▶ SHORT TASK: Provide an exact reproduction of every entry.

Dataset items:
========

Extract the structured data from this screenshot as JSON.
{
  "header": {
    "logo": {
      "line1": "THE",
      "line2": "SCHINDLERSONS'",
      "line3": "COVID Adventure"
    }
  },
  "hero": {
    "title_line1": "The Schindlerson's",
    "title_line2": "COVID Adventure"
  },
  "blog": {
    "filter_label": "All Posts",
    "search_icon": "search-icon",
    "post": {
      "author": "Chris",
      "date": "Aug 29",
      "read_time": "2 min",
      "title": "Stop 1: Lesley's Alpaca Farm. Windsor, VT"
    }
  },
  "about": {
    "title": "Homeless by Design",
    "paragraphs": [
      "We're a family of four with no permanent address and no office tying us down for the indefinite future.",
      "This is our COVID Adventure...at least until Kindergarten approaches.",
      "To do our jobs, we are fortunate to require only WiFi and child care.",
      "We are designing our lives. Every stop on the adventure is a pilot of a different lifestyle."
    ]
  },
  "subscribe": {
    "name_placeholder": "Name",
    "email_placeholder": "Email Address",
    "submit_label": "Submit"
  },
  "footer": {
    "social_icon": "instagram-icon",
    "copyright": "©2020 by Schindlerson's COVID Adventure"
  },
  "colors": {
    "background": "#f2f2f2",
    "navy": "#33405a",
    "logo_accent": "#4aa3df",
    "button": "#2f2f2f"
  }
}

========

▶ OUTPUT FOR THIS TASK:
Extract the structured data from this screenshot as JSON.
{
  "header": {
    "logo": {
      "line1": "THE",
      "line2": "SCHINDLERSONS'",
      "line3": "COVID Adventure"
    }
  },
  "hero": {
    "title_line1": "The Schindlerson's",
    "title_line2": "COVID Adventure"
  },
  "blog": {
    "filter_label": "All Posts",
    "search_icon": "search-icon",
    "post": {
      "author": "Chris",
      "date": "Aug 29",
      "read_time": "2 min",
      "title": "Stop 1: Lesley's Alpaca Farm. Windsor, VT"
    }
  },
  "about": {
    "title": "Homeless by Design",
    "paragraphs": [
      "We're a family of four with no permanent address and no office tying us down for the indefinite future.",
      "This is our COVID Adventure...at least until Kindergarten approaches.",
      "To do our jobs, we are fortunate to require only WiFi and child care.",
      "We are designing our lives. Every stop on the adventure is a pilot of a different lifestyle."
    ]
  },
  "subscribe": {
    "name_placeholder": "Name",
    "email_placeholder": "Email Address",
    "submit_label": "Submit"
  },
  "footer": {
    "social_icon": "instagram-icon",
    "copyright": "©2020 by Schindlerson's COVID Adventure"
  },
  "colors": {
    "background": "#f2f2f2",
    "navy": "#33405a",
    "logo_accent": "#4aa3df",
    "button": "#2f2f2f"
  }
}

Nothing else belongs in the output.